Exercise task:
Select the lines that hold the word "Meat" and copy each one.

Entries supplied:
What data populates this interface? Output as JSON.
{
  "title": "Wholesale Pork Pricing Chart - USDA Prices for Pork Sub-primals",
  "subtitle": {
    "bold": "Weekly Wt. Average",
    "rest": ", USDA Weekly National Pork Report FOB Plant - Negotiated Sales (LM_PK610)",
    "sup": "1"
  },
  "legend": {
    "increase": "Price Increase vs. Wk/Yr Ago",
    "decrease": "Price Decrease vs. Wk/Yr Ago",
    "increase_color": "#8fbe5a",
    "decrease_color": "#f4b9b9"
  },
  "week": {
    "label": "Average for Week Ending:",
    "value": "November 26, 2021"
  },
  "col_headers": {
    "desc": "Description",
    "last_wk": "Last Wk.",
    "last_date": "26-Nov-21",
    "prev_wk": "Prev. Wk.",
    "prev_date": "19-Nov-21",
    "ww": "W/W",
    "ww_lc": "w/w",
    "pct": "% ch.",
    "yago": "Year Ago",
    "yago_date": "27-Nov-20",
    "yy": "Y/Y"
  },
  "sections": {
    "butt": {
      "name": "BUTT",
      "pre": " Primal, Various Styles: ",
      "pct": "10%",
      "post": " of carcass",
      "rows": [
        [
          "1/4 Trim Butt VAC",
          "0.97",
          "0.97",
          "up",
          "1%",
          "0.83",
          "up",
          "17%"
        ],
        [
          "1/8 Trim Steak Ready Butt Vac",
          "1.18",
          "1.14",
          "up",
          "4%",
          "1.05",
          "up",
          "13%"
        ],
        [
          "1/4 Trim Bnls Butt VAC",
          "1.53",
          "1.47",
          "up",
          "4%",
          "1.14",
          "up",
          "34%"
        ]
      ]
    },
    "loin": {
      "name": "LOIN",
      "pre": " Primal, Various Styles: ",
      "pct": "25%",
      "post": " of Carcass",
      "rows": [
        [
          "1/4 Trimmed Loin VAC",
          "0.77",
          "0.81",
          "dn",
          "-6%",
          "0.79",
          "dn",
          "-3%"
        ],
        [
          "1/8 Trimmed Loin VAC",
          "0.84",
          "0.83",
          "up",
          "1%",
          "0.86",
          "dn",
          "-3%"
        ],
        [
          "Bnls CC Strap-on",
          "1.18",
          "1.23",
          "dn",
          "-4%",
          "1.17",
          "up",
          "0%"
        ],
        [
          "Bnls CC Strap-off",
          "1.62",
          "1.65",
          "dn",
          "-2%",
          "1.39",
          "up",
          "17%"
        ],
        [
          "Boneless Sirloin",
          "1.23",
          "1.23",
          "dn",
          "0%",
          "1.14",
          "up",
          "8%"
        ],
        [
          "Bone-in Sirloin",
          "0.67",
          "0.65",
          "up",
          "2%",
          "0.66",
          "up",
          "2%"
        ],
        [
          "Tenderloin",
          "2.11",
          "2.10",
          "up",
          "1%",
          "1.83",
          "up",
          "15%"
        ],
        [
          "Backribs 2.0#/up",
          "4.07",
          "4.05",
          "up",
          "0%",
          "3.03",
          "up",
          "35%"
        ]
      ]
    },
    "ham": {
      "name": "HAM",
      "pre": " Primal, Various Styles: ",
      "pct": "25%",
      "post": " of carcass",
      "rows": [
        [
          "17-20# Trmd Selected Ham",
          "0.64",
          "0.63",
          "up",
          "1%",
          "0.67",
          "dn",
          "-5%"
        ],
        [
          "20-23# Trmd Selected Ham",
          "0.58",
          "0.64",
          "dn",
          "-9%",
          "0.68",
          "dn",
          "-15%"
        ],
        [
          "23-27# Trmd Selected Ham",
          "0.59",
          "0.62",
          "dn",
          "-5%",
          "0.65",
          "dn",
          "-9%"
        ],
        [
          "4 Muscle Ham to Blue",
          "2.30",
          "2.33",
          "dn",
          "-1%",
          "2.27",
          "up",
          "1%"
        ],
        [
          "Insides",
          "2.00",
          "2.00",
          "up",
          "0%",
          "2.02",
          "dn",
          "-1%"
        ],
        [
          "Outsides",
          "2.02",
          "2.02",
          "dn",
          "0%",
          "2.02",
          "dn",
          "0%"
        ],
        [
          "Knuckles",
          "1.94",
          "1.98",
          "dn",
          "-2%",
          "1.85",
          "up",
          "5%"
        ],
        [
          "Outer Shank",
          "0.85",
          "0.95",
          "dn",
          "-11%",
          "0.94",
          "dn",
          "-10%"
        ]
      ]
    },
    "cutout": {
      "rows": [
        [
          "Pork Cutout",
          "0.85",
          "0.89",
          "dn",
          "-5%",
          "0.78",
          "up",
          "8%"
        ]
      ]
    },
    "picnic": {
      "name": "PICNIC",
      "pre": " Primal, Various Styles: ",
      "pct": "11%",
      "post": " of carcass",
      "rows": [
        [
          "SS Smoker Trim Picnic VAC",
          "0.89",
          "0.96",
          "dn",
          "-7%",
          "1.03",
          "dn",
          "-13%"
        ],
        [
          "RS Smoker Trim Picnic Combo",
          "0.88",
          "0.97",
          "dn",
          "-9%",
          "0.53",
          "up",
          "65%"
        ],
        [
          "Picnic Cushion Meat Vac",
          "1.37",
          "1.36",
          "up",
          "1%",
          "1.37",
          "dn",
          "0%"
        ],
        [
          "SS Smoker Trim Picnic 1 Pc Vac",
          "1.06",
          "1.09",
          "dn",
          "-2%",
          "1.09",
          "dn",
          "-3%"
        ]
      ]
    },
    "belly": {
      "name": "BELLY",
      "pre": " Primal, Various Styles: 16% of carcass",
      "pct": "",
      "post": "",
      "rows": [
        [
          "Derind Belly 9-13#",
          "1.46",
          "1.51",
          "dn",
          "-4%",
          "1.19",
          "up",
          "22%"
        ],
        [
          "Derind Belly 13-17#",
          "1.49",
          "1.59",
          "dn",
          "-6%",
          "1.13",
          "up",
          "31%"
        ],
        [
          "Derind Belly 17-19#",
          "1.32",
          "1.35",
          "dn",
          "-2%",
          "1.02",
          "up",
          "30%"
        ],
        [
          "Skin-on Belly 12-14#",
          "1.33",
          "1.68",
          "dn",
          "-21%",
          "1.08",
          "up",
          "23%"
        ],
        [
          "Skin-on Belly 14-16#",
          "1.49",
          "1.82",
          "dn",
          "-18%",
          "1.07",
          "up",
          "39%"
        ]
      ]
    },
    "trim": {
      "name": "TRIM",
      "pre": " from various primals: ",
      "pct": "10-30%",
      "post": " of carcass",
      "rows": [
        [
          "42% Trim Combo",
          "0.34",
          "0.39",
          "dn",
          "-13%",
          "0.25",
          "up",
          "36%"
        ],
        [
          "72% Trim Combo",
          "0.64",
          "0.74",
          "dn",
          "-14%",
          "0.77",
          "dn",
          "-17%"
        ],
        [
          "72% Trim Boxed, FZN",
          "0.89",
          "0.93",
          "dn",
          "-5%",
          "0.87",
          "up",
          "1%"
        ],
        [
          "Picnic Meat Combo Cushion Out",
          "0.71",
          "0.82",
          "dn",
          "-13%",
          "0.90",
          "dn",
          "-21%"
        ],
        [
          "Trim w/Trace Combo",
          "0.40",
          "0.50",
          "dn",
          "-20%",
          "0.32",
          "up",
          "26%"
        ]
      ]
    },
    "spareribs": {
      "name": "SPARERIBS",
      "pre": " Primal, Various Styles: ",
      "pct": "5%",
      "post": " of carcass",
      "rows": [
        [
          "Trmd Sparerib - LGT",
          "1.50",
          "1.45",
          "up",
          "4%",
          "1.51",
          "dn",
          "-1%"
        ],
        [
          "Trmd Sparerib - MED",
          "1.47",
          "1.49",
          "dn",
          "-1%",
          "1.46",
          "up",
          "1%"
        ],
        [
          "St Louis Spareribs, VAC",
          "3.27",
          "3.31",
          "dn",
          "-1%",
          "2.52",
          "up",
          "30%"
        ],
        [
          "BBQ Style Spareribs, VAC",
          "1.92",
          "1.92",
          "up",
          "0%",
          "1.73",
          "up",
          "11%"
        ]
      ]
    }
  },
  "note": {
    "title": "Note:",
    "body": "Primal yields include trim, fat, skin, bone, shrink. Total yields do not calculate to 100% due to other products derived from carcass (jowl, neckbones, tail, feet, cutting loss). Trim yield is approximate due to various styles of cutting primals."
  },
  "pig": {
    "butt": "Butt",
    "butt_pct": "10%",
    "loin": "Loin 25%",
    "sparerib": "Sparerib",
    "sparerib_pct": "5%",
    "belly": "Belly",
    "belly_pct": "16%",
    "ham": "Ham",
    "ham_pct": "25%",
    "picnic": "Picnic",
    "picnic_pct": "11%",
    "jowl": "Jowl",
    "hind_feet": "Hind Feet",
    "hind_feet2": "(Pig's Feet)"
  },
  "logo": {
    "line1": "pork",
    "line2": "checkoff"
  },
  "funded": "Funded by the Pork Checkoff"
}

Response:
          "Picnic Cushion Meat Vac",
          "Picnic Meat Combo Cushion Out",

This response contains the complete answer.